■ INSTRUCTION ■
Only a number is wanted: how many lines of the entries include the string "aide"?

■ GIVEN DATA ■

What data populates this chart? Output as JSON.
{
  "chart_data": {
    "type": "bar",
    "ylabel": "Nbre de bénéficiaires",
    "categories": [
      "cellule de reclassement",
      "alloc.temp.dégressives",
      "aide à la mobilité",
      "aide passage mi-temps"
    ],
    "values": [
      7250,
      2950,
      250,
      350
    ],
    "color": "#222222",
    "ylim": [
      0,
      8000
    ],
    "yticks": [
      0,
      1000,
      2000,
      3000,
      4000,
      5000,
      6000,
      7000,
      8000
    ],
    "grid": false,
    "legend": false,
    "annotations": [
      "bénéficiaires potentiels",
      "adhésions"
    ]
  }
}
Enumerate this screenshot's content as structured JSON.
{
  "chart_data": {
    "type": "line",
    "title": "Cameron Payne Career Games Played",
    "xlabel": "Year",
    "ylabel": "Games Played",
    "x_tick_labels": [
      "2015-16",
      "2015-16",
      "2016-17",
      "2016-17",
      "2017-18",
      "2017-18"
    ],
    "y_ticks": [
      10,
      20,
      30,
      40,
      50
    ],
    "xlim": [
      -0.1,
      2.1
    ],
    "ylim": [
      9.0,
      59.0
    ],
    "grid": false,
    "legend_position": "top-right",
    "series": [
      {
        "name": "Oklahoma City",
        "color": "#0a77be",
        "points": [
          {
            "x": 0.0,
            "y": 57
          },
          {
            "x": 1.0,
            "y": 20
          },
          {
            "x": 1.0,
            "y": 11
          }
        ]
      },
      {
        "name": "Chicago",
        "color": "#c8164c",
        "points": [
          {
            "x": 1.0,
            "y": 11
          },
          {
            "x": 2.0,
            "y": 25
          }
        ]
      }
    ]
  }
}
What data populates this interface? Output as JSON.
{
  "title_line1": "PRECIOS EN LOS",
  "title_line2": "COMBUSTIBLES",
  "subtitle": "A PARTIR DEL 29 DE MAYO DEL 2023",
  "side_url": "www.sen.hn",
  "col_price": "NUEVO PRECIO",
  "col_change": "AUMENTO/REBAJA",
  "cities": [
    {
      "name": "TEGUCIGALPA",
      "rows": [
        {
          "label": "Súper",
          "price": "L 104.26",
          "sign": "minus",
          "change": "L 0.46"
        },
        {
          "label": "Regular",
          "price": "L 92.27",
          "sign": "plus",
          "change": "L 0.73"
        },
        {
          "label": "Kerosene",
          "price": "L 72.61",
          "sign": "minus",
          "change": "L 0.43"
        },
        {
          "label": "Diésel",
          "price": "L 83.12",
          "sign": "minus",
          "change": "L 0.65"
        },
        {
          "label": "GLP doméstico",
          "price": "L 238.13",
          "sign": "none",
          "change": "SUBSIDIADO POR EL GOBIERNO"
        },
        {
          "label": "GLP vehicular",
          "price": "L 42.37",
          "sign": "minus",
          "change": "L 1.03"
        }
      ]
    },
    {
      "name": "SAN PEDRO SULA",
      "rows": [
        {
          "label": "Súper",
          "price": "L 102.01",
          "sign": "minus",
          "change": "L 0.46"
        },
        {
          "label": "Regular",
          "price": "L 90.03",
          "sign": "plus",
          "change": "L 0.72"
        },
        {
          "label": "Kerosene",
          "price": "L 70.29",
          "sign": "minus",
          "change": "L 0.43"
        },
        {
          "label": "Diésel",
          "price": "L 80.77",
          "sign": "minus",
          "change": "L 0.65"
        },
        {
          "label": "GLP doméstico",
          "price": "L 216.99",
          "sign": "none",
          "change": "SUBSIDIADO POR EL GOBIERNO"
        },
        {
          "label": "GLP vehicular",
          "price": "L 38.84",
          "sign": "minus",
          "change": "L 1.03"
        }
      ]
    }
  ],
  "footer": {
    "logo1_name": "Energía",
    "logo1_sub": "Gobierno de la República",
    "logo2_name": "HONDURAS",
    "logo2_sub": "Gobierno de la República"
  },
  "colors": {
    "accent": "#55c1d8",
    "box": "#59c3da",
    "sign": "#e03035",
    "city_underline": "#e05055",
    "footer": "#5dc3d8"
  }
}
---
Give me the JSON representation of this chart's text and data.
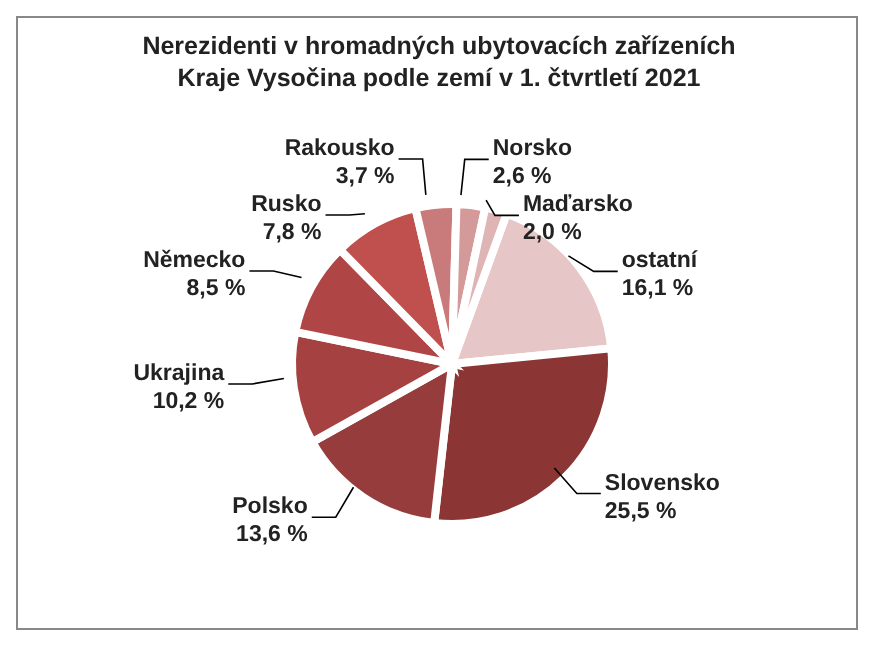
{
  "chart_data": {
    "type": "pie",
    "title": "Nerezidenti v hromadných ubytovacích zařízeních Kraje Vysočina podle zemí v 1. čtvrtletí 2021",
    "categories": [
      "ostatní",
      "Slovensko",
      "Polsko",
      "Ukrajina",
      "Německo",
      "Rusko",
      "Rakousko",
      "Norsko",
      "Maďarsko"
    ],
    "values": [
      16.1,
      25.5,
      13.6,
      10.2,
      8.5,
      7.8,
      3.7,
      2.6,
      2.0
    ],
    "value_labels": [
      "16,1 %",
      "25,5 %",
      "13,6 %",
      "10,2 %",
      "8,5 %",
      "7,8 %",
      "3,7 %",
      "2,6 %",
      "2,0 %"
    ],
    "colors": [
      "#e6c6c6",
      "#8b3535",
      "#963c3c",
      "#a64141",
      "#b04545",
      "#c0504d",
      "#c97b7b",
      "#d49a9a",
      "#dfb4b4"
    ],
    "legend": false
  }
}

■ CORRECT RESULT ■
2